Job:
Count every line that has the word "destructive". Give the number, without anything more.
◆ ◆ ◆
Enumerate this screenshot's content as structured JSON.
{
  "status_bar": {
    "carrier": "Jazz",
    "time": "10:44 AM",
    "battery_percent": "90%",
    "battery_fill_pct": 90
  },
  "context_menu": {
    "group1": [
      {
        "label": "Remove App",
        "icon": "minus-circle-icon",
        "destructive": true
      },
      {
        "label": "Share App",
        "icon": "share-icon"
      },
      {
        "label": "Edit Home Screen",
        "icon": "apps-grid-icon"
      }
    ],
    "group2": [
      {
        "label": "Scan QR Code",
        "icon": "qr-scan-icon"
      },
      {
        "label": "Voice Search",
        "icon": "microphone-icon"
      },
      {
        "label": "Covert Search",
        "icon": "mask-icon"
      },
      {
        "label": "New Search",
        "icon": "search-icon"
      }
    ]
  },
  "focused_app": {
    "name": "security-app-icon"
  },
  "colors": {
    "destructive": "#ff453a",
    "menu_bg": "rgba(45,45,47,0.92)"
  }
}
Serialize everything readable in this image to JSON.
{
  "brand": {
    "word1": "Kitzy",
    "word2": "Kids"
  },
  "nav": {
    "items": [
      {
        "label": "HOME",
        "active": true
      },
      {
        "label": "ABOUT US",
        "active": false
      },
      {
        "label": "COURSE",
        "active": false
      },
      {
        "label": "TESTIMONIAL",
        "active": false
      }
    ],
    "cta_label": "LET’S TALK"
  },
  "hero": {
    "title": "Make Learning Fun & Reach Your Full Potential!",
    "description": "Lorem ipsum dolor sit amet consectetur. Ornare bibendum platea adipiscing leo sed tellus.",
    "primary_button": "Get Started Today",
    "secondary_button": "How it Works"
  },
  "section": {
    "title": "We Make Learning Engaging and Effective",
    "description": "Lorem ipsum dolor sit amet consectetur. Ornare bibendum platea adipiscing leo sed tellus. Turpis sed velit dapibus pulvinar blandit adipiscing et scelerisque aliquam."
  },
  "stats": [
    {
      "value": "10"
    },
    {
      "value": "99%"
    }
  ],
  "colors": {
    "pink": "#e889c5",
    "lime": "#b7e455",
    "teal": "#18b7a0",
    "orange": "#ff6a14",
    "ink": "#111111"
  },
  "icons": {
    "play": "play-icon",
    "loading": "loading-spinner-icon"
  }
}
◆ ◆ ◆
The output:
2